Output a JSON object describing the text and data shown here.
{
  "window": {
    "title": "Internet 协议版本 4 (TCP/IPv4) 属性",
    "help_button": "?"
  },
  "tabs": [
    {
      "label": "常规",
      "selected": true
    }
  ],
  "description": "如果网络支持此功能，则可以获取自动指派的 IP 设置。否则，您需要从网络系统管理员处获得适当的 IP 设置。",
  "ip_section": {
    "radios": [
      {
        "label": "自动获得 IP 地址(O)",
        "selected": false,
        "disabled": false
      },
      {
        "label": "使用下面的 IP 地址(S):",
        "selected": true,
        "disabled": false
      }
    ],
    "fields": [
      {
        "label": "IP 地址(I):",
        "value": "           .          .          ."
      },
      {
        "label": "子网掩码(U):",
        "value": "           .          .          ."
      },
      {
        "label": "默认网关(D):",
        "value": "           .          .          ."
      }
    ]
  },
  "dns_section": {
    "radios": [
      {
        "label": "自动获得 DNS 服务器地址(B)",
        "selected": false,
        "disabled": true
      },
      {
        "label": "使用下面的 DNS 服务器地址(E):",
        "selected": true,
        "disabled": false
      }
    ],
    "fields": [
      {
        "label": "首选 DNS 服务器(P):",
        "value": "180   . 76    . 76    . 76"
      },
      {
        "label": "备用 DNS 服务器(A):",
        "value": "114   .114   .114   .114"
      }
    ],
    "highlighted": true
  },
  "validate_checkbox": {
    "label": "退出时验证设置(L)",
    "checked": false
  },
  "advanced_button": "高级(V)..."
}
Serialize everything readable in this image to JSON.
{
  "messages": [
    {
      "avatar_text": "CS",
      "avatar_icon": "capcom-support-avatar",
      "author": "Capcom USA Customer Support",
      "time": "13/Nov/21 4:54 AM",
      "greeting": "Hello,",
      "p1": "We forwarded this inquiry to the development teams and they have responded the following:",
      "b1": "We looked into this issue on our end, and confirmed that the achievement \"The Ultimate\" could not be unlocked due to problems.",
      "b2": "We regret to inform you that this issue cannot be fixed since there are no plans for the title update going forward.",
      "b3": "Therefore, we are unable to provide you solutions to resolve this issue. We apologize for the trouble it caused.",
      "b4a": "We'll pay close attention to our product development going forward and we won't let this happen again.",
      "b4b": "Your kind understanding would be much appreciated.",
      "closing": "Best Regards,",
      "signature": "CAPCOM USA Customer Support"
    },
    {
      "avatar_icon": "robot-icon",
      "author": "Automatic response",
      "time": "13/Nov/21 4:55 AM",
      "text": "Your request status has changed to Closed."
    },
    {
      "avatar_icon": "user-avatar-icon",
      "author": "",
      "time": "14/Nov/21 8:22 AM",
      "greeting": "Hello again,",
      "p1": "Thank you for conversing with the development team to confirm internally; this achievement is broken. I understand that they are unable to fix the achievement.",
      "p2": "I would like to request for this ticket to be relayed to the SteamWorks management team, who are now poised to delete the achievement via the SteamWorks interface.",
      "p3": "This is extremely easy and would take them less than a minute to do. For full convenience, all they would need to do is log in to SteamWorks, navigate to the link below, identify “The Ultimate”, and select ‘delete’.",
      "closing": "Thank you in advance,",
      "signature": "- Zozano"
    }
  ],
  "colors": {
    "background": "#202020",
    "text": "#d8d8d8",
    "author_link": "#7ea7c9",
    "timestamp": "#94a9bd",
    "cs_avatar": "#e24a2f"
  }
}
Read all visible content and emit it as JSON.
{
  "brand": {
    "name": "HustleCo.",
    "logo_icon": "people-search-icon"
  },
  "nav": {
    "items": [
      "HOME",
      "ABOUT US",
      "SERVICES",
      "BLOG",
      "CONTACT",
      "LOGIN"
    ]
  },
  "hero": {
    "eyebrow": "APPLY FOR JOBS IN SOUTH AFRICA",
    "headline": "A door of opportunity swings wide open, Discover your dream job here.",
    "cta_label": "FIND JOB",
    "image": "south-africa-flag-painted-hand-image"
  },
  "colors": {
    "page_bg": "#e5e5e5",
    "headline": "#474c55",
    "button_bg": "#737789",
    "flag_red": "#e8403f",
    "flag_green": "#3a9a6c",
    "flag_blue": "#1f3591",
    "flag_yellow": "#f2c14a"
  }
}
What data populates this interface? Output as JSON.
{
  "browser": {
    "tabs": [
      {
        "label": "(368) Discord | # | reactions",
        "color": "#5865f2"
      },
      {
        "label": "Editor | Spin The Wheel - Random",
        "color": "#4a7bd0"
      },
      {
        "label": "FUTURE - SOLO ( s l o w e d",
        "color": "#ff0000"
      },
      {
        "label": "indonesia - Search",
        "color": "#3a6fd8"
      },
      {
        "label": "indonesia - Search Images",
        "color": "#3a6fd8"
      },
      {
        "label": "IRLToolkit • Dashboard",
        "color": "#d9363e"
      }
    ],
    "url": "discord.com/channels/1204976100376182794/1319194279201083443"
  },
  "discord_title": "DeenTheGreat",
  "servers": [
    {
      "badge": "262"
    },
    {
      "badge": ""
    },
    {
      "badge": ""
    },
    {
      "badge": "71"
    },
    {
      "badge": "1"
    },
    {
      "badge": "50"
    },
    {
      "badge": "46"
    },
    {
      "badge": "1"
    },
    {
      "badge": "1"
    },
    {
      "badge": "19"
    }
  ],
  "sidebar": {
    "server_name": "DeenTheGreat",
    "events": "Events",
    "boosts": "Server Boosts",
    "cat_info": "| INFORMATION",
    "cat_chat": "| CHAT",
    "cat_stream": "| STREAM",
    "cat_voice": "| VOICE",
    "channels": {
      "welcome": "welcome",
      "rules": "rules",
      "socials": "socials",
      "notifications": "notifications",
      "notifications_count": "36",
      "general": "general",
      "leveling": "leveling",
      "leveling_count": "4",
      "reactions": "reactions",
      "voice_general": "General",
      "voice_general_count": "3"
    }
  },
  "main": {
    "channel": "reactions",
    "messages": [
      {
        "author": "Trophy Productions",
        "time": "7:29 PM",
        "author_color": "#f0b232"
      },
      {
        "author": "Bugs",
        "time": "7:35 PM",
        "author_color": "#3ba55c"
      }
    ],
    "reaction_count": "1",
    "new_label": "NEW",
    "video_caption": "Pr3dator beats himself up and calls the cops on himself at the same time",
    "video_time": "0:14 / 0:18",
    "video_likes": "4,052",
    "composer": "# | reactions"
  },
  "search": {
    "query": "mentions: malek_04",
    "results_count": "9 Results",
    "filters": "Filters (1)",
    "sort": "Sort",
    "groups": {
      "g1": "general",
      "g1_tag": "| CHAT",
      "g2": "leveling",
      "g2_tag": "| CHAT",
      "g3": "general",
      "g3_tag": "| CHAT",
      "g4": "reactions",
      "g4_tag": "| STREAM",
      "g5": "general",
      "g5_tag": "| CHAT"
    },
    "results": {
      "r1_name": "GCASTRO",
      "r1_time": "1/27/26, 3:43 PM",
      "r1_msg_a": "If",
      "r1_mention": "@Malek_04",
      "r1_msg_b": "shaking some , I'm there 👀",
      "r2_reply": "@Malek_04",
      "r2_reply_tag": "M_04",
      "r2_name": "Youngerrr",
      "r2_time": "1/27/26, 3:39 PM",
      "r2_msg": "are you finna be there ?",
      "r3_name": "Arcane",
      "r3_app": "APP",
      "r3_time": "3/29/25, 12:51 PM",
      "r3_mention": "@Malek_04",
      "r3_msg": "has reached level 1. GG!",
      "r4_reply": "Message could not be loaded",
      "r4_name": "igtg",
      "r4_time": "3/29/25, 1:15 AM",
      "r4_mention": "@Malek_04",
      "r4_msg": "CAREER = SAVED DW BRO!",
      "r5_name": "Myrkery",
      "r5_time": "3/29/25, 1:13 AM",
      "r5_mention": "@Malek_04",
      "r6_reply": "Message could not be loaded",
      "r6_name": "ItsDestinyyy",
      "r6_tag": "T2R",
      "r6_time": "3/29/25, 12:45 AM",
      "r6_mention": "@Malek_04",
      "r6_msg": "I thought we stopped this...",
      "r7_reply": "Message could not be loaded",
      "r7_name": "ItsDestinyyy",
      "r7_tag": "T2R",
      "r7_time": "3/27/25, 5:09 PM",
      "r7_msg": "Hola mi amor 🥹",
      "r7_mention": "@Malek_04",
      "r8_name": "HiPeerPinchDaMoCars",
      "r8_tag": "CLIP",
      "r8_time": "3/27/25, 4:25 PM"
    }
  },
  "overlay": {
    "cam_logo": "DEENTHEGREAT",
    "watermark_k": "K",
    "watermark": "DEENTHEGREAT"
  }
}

════════════════════

§ **OBJECTIVE**
Go through the listing above and locate each line that holds the word "unable". Copy those lines.

§ **RESPONSE TO THIS EXERCISE**
      "b3": "Therefore, we are unable to provide you solutions to resolve this issue. We apologize for the trouble it caused.",
      "p1": "Thank you for conversing with the development team to confirm internally; this achievement is broken. I understand that they are unable to fix the achievement.",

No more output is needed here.